» What the task requires
Below are records; work out how many of their lines hold the string "libres" and give that number alone.

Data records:
════════════════════

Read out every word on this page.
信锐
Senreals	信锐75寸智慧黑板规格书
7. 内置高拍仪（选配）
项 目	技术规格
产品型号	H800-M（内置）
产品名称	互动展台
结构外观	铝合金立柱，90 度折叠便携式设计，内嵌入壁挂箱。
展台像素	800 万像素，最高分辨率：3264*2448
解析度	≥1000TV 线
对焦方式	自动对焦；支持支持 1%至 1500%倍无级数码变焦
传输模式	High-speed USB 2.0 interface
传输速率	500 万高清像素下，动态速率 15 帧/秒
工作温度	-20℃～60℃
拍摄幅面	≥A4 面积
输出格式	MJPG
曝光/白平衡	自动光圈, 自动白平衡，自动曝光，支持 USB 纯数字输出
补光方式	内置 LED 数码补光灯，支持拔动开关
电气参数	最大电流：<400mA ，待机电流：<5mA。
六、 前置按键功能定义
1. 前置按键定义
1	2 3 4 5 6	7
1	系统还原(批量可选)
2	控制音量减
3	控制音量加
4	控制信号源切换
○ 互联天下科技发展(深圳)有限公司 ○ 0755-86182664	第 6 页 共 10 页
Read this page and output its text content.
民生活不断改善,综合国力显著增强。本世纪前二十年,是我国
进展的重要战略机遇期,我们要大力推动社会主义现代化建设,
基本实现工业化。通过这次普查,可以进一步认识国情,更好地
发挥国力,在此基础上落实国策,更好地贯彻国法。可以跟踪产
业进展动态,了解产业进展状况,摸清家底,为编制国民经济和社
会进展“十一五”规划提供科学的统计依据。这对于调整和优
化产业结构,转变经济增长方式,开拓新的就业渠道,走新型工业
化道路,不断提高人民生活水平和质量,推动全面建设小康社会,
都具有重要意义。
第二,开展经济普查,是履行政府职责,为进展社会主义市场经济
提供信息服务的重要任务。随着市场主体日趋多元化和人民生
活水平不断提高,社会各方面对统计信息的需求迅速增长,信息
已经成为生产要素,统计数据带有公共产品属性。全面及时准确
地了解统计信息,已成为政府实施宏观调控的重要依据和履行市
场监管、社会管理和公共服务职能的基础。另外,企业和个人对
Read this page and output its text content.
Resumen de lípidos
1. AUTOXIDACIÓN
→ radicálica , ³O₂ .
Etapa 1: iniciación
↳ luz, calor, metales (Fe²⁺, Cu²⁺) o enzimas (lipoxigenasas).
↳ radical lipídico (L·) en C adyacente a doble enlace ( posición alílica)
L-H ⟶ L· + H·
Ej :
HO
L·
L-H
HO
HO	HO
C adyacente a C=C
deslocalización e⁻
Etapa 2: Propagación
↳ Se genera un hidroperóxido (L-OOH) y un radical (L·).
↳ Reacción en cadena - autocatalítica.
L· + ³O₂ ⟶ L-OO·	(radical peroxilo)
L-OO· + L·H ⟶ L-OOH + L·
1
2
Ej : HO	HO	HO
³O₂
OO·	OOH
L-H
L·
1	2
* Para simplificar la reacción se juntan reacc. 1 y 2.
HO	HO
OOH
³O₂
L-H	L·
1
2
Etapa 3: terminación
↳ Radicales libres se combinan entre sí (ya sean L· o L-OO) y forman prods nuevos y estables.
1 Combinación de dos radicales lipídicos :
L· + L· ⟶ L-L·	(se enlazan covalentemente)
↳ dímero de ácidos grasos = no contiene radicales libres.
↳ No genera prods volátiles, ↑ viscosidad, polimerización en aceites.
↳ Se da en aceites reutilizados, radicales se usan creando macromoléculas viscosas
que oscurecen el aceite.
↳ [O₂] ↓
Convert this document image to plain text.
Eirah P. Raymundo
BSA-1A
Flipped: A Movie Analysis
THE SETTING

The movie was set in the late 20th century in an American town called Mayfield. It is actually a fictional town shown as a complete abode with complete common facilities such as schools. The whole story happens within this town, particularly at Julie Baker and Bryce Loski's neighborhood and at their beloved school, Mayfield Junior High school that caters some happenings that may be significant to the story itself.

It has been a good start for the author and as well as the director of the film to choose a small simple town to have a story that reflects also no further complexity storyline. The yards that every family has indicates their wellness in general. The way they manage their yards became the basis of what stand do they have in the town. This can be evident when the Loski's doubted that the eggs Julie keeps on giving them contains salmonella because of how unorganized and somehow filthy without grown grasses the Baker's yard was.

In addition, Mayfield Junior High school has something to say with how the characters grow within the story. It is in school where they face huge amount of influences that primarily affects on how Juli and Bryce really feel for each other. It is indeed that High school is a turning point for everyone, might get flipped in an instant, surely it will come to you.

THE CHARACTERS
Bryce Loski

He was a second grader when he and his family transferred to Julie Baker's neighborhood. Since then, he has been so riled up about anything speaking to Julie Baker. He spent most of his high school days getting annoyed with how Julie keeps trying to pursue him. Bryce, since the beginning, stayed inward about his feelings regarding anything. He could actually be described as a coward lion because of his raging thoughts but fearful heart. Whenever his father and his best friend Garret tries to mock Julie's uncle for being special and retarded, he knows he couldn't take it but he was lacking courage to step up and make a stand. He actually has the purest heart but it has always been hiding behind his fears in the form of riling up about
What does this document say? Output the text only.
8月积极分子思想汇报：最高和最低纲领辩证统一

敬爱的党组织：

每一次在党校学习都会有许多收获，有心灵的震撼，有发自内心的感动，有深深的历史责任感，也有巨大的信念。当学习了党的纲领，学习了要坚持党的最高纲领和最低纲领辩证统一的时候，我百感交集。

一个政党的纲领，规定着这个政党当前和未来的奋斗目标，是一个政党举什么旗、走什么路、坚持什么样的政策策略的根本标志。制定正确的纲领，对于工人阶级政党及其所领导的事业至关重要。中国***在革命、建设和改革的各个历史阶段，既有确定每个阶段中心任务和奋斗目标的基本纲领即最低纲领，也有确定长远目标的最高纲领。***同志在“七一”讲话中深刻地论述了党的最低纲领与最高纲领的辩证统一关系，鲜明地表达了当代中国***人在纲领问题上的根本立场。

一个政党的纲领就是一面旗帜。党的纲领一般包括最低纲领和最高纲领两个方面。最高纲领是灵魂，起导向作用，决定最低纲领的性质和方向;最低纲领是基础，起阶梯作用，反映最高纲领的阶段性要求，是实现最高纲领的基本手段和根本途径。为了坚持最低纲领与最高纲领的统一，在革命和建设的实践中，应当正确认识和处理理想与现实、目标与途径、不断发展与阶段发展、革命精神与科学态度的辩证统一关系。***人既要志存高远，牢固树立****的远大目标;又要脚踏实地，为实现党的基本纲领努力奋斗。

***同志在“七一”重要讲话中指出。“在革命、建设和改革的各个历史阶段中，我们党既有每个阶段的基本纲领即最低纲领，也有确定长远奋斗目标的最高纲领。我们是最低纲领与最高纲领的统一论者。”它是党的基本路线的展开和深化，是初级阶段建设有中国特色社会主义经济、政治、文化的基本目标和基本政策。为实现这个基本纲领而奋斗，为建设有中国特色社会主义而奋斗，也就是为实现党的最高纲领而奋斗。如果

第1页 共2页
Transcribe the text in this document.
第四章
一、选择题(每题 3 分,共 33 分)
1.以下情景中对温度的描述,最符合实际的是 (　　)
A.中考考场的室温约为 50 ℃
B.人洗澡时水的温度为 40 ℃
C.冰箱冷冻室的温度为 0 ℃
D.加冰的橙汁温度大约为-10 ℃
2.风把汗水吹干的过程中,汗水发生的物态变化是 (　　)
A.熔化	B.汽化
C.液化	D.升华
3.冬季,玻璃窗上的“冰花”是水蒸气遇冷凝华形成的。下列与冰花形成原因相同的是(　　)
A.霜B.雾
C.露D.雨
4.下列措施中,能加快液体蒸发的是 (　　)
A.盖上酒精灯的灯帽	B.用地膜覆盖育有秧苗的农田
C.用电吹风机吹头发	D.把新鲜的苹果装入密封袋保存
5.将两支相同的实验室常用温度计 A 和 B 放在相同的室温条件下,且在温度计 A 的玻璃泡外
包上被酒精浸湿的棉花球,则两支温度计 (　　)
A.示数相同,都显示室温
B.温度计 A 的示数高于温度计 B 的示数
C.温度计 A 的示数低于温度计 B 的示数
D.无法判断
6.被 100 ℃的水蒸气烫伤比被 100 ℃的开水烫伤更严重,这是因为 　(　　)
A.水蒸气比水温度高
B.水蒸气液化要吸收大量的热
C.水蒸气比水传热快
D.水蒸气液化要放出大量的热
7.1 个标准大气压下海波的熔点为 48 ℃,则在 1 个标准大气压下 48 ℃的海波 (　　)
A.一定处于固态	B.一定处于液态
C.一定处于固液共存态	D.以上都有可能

════════════════════

» Exercise solution
2